## [Reading text]
━━━━━━━━━━

- Conference: Southwestern Athletic Conference
- East Division
- Record: 3–7 (3–4 SWAC)
- Head coach: Rick Comegy (4th season);
- Home stadium: Mississippi Veterans Memorial Stadium

= 2009 Jackson State Tigers football team =

American college football season

The 2009 Jackson State Tigers football team represented Jackson State University as a member of the Southwestern Athletic Conference (SWAC) during the 2009 NCAA Division I FCS football season. Led by fourth-year head coach Rick Comegy, the Tigers compiled an overall record of 3–7 and a mark of 3–4 in conference play, tying for second place in the SWAC East Division.

━━━━━━━━━━

## [Stored data]
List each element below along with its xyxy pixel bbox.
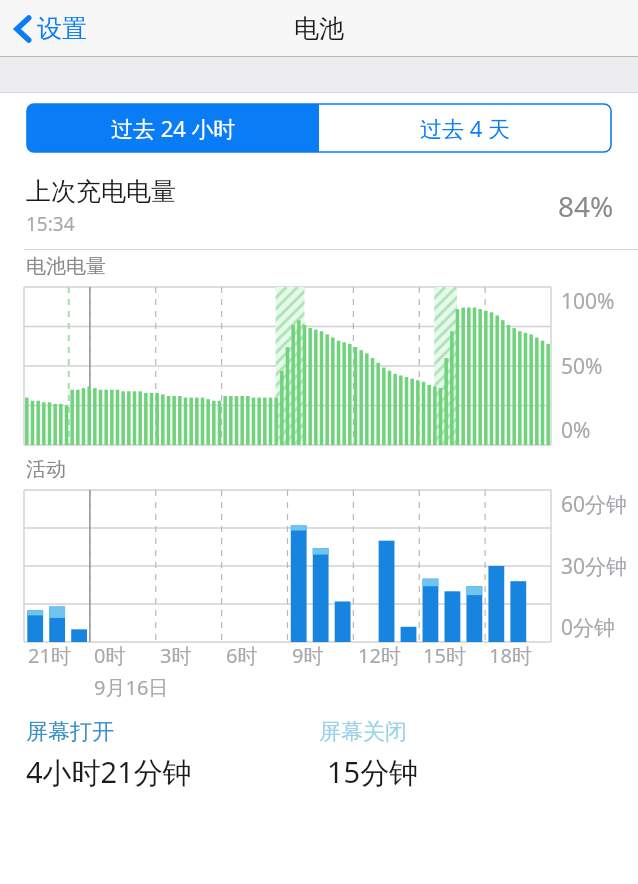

━━━━━━━━━━

## [Directions for this task]
Print the part of the 2009 Jackson State football text between "- Conference: Southwestern" and "SWAC East Division.", inclusive, word for word.

## [Written answer]
- Conference: Southwestern Athletic Conference
- East Division
- Record: 3–7 (3–4 SWAC)
- Head coach: Rick Comegy (4th season);
- Home stadium: Mississippi Veterans Memorial Stadium

= 2009 Jackson State Tigers football team =

American college football season

The 2009 Jackson State Tigers football team represented Jackson State University as a member of the Southwestern Athletic Conference (SWAC) during the 2009 NCAA Division I FCS football season. Led by fourth-year head coach Rick Comegy, the Tigers compiled an overall record of 3–7 and a mark of 3–4 in conference play, tying for second place in the SWAC East Division.